▶ _Written problem_:
Can you swap each "binder-icon" in the data below for "folder-icon", keep everything else unchanged, and give the lines back without the pictures?

▶ _Data rows_:
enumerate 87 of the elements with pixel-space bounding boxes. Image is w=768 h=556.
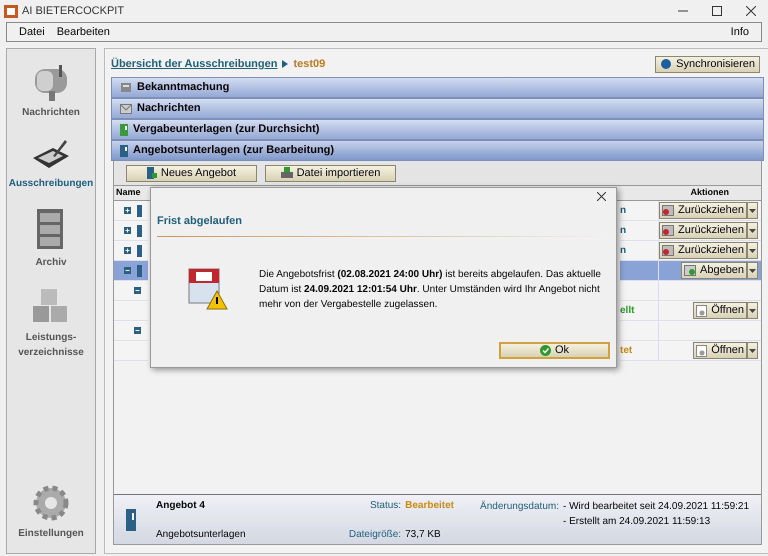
- dropdown-button[interactable]: [747, 202, 758, 219]
- close-icon[interactable]: [746, 6, 756, 16]
- binder-icon: [137, 264, 142, 276]
- action-button[interactable]: Zurückziehen: [659, 222, 748, 239]
- binder-icon: [137, 204, 142, 216]
- sidebar-item[interactable]: Einstellungen: [18, 526, 84, 541]
- printer-icon: [280, 167, 293, 179]
- date-label: Änderungsdatum:: [480, 500, 559, 514]
- date-text: - Wird bearbeitet seit 24.09.2021 11:59:21: [563, 500, 750, 514]
- app-logo-icon: [4, 4, 18, 18]
- dialog-message: Die Angebotsfrist (02.08.2021 24:00 Uhr) ist bereits abgelaufen. Das aktuelle Datum ist 24.09.2021 12:01:54 Uhr. Unter Umständen wird Ihr Angebot nicht mehr von der Vergabestelle zugelassen.: [259, 268, 602, 312]
- details-name: Angebot 4: [156, 498, 206, 512]
- check-icon: [540, 345, 551, 356]
- binder-icon: [126, 508, 136, 530]
- sidebar-item[interactable]: Archiv: [7, 255, 95, 270]
- dropdown-button[interactable]: [747, 302, 758, 319]
- expand-icon[interactable]: [124, 227, 131, 234]
- caret-right-icon: [281, 59, 290, 69]
- action-button[interactable]: Öffnen: [693, 342, 748, 359]
- envelope-icon: [120, 104, 132, 114]
- breadcrumb-current: test09: [293, 56, 326, 72]
- action-button[interactable]: Öffnen: [693, 302, 748, 319]
- caret-down-icon: [749, 248, 756, 252]
- window-title: AI BIETERCOCKPIT: [22, 4, 124, 19]
- toolbar-button[interactable]: Neues Angebot: [126, 164, 257, 182]
- menu-item[interactable]: Datei: [19, 24, 45, 40]
- dropdown-button[interactable]: [747, 222, 758, 239]
- status-text: n: [620, 244, 626, 258]
- collapse-icon[interactable]: [134, 287, 141, 294]
- binder-icon: [120, 124, 128, 136]
- binder-icon: [137, 244, 142, 256]
- caret-down-icon: [749, 348, 756, 352]
- status-text: n: [620, 204, 626, 218]
- binder-plus-icon: [146, 167, 157, 179]
- status-label: Status:: [368, 498, 402, 512]
- status-text: tet: [620, 344, 632, 358]
- caret-down-icon: [749, 208, 756, 212]
- document-icon: [696, 344, 708, 356]
- sidebar-item[interactable]: Nachrichten: [7, 105, 95, 120]
- maximize-icon[interactable]: [712, 6, 722, 16]
- table-cell[interactable]: [114, 261, 148, 281]
- column-header: Aktionen: [690, 186, 730, 200]
- document-icon: [696, 304, 708, 316]
- menu-item[interactable]: Bearbeiten: [56, 24, 110, 40]
- section-header[interactable]: Nachrichten: [111, 98, 764, 119]
- breadcrumb-link[interactable]: Übersicht der Ausschreibungen: [111, 56, 278, 72]
- details-type: Angebotsunterlagen: [156, 528, 247, 542]
- collapse-icon[interactable]: [134, 327, 141, 334]
- dialog-title: Frist abgelaufen: [157, 214, 243, 229]
- caret-down-icon: [749, 228, 756, 232]
- section-header[interactable]: Bekanntmachung: [111, 77, 764, 98]
- dropdown-button[interactable]: [747, 242, 758, 259]
- close-icon[interactable]: [597, 192, 606, 201]
- dropdown-button[interactable]: [747, 342, 758, 359]
- menu-item[interactable]: Info: [730, 24, 749, 40]
- status-value: Bearbeitet: [405, 498, 454, 512]
- section-header[interactable]: Angebotsunterlagen (zur Bearbeitung): [111, 140, 764, 161]
- toolbar-button[interactable]: Datei importieren: [265, 164, 396, 182]
- size-label: Dateigröße:: [348, 528, 402, 542]
- status-text: n: [620, 224, 626, 238]
- sidebar-item[interactable]: Ausschreibungen: [7, 176, 95, 191]
- newspaper-icon: [120, 82, 132, 93]
- section-header[interactable]: Vergabeunterlagen (zur Durchsicht): [111, 119, 764, 140]
- gear-icon: [32, 484, 70, 522]
- action-button[interactable]: Zurückziehen: [659, 242, 748, 259]
- caret-down-icon: [749, 308, 756, 312]
- action-button[interactable]: Zurückziehen: [659, 202, 748, 219]
- envelope-icon: [662, 225, 674, 236]
- sync-button[interactable]: Synchronisieren: [655, 56, 760, 72]
- envelope-icon: [684, 265, 696, 276]
- expand-icon[interactable]: [124, 207, 131, 214]
- binder-icon: [120, 144, 128, 156]
- envelope-icon: [662, 245, 674, 256]
- size-value: 73,7 KB: [405, 528, 442, 542]
- action-button[interactable]: Abgeben: [681, 262, 748, 279]
- ok-button[interactable]: Ok: [499, 342, 610, 359]
- collapse-icon[interactable]: [124, 267, 131, 274]
- envelope-icon: [662, 205, 674, 216]
- date-text: - Erstellt am 24.09.2021 11:59:13: [563, 515, 712, 529]
- sync-icon: [660, 58, 672, 70]
- caret-down-icon: [749, 268, 756, 272]
- binder-icon: [137, 224, 142, 236]
- expand-icon[interactable]: [124, 247, 131, 254]
- column-header: Name: [115, 186, 141, 200]
- dropdown-button[interactable]: [747, 262, 758, 279]
- status-text: ellt: [620, 304, 634, 318]
- sidebar-item[interactable]: Leistungs-verzeichnisse: [7, 330, 95, 360]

▶ _Finished answer_:
enumerate 87 of the elements with pixel-space bounding boxes. Image is w=768 h=556.
- dropdown-button[interactable]: [747, 202, 758, 219]
- close-icon[interactable]: [746, 6, 756, 16]
- folder-icon: [137, 264, 142, 276]
- action-button[interactable]: Zurückziehen: [659, 222, 748, 239]
- folder-icon: [137, 204, 142, 216]
- sidebar-item[interactable]: Einstellungen: [18, 526, 84, 541]
- printer-icon: [280, 167, 293, 179]
- date-label: Änderungsdatum:: [480, 500, 559, 514]
- date-text: - Wird bearbeitet seit 24.09.2021 11:59:21: [563, 500, 750, 514]
- app-logo-icon: [4, 4, 18, 18]
- dialog-message: Die Angebotsfrist (02.08.2021 24:00 Uhr) ist bereits abgelaufen. Das aktuelle Datum ist 24.09.2021 12:01:54 Uhr. Unter Umständen wird Ihr Angebot nicht mehr von der Vergabestelle zugelassen.: [259, 268, 602, 312]
- details-name: Angebot 4: [156, 498, 206, 512]
- check-icon: [540, 345, 551, 356]
- folder-icon: [126, 508, 136, 530]
- sidebar-item[interactable]: Archiv: [7, 255, 95, 270]
- dropdown-button[interactable]: [747, 302, 758, 319]
- expand-icon[interactable]: [124, 227, 131, 234]
- caret-right-icon: [281, 59, 290, 69]
- action-button[interactable]: Öffnen: [693, 342, 748, 359]
- envelope-icon: [120, 104, 132, 114]
- breadcrumb-current: test09: [293, 56, 326, 72]
- action-button[interactable]: Öffnen: [693, 302, 748, 319]
- caret-down-icon: [749, 248, 756, 252]
- window-title: AI BIETERCOCKPIT: [22, 4, 124, 19]
- toolbar-button[interactable]: Neues Angebot: [126, 164, 257, 182]
- menu-item[interactable]: Datei: [19, 24, 45, 40]
- dropdown-button[interactable]: [747, 222, 758, 239]
- status-text: n: [620, 244, 626, 258]
- collapse-icon[interactable]: [134, 287, 141, 294]
- folder-icon: [120, 124, 128, 136]
- folder-icon: [137, 244, 142, 256]
- caret-down-icon: [749, 348, 756, 352]
- status-text: n: [620, 204, 626, 218]
- binder-plus-icon: [146, 167, 157, 179]
- status-label: Status:: [368, 498, 402, 512]
- status-text: tet: [620, 344, 632, 358]
- caret-down-icon: [749, 208, 756, 212]
- document-icon: [696, 344, 708, 356]
- sidebar-item[interactable]: Nachrichten: [7, 105, 95, 120]
- maximize-icon[interactable]: [712, 6, 722, 16]
- table-cell[interactable]: [114, 261, 148, 281]
- column-header: Aktionen: [690, 186, 730, 200]
- document-icon: [696, 304, 708, 316]
- menu-item[interactable]: Bearbeiten: [56, 24, 110, 40]
- section-header[interactable]: Nachrichten: [111, 98, 764, 119]
- breadcrumb-link[interactable]: Übersicht der Ausschreibungen: [111, 56, 278, 72]
- details-type: Angebotsunterlagen: [156, 528, 247, 542]
- collapse-icon[interactable]: [134, 327, 141, 334]
- dialog-title: Frist abgelaufen: [157, 214, 243, 229]
- caret-down-icon: [749, 228, 756, 232]
- section-header[interactable]: Bekanntmachung: [111, 77, 764, 98]
- dropdown-button[interactable]: [747, 242, 758, 259]
- close-icon[interactable]: [597, 192, 606, 201]
- dropdown-button[interactable]: [747, 342, 758, 359]
- menu-item[interactable]: Info: [730, 24, 749, 40]
- status-value: Bearbeitet: [405, 498, 454, 512]
- section-header[interactable]: Angebotsunterlagen (zur Bearbeitung): [111, 140, 764, 161]
- toolbar-button[interactable]: Datei importieren: [265, 164, 396, 182]
- size-label: Dateigröße:: [348, 528, 402, 542]
- status-text: n: [620, 224, 626, 238]
- sidebar-item[interactable]: Ausschreibungen: [7, 176, 95, 191]
- newspaper-icon: [120, 82, 132, 93]
- section-header[interactable]: Vergabeunterlagen (zur Durchsicht): [111, 119, 764, 140]
- gear-icon: [32, 484, 70, 522]
- action-button[interactable]: Zurückziehen: [659, 242, 748, 259]
- caret-down-icon: [749, 308, 756, 312]
- action-button[interactable]: Zurückziehen: [659, 202, 748, 219]
- envelope-icon: [662, 225, 674, 236]
- sync-button[interactable]: Synchronisieren: [655, 56, 760, 72]
- envelope-icon: [684, 265, 696, 276]
- expand-icon[interactable]: [124, 207, 131, 214]
- folder-icon: [120, 144, 128, 156]
- envelope-icon: [662, 245, 674, 256]
- size-value: 73,7 KB: [405, 528, 442, 542]
- action-button[interactable]: Abgeben: [681, 262, 748, 279]
- ok-button[interactable]: Ok: [499, 342, 610, 359]
- collapse-icon[interactable]: [124, 267, 131, 274]
- envelope-icon: [662, 205, 674, 216]
- date-text: - Erstellt am 24.09.2021 11:59:13: [563, 515, 712, 529]
- sync-icon: [660, 58, 672, 70]
- caret-down-icon: [749, 268, 756, 272]
- folder-icon: [137, 224, 142, 236]
- expand-icon[interactable]: [124, 247, 131, 254]
- column-header: Name: [115, 186, 141, 200]
- dropdown-button[interactable]: [747, 262, 758, 279]
- status-text: ellt: [620, 304, 634, 318]
- sidebar-item[interactable]: Leistungs-verzeichnisse: [7, 330, 95, 360]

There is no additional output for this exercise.